LISTED ENTRIES start
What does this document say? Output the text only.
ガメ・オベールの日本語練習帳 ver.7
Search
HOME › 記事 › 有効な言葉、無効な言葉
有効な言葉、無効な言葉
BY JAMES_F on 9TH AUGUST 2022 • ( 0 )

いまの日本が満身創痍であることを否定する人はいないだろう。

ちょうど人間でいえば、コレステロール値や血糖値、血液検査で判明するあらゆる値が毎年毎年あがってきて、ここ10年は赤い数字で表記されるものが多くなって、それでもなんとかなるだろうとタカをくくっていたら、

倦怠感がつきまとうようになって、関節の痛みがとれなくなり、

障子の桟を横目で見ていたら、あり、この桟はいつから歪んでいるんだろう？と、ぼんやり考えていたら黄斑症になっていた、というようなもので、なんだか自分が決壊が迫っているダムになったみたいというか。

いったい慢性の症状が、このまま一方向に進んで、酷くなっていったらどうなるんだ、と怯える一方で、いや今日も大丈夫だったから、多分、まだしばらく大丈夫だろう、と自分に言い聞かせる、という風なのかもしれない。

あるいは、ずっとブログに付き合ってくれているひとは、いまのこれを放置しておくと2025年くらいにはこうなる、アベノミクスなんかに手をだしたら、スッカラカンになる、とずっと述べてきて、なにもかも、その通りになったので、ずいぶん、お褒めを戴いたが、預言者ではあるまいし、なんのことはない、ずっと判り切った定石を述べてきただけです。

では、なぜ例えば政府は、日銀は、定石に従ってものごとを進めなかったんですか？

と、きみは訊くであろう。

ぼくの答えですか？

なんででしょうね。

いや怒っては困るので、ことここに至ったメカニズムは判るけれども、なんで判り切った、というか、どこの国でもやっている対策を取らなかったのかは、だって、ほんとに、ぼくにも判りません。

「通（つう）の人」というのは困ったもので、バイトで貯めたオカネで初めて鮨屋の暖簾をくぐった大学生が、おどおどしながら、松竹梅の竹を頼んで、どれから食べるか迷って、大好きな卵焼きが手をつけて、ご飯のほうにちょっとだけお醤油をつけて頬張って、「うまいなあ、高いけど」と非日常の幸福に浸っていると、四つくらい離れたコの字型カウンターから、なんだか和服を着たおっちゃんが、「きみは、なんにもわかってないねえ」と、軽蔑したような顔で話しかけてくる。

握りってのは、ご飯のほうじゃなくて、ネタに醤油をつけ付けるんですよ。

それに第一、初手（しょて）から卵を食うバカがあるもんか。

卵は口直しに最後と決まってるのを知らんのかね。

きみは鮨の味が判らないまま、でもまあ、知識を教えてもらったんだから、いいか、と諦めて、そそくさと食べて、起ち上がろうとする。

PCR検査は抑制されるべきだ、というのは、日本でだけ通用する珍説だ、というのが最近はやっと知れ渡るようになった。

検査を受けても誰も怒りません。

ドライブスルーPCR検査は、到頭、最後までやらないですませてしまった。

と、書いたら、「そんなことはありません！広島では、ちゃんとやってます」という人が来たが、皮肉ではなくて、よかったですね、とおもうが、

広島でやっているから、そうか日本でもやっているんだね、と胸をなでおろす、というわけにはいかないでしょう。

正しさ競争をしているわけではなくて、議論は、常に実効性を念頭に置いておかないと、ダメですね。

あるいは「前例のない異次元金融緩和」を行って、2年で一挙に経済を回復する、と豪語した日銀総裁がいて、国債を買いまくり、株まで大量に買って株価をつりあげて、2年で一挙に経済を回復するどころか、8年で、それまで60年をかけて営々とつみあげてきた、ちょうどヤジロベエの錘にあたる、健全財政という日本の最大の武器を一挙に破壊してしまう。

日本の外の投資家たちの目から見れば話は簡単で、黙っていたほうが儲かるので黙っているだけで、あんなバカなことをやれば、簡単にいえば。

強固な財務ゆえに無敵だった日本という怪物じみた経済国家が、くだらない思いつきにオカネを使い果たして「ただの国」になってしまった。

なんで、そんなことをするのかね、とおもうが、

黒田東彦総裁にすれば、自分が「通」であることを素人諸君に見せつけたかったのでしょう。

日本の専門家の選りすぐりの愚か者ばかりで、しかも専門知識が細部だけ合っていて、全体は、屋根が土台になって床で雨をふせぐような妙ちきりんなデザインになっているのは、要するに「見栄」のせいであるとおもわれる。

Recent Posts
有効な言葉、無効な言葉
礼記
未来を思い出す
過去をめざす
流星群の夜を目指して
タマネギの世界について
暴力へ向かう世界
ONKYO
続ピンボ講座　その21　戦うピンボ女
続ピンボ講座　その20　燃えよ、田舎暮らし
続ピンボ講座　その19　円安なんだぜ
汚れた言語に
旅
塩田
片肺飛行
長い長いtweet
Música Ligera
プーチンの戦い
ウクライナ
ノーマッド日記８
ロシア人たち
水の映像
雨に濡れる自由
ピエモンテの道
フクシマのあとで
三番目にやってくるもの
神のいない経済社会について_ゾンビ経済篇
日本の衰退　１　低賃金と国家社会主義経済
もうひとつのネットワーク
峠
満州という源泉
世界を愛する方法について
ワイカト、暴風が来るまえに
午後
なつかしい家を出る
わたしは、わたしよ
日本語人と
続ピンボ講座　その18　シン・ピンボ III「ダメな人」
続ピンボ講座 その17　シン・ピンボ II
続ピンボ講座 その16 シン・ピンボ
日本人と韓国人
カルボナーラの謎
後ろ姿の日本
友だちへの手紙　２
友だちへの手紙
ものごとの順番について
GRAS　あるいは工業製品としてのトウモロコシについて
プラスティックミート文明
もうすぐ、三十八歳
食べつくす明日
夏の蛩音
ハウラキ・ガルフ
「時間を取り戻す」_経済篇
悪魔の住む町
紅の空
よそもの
LISTED ENTRIES end
■ WHAT NEEDS TO BE DONE
From the listing, copy each line containing the word "続ピンボ講座".

■ ANSWER FOR THIS EXERCISE
続ピンボ講座　その21　戦うピンボ女
続ピンボ講座　その20　燃えよ、田舎暮らし
続ピンボ講座　その19　円安なんだぜ
続ピンボ講座　その18　シン・ピンボ III「ダメな人」
続ピンボ講座 その17　シン・ピンボ II
続ピンボ講座 その16 シン・ピンボ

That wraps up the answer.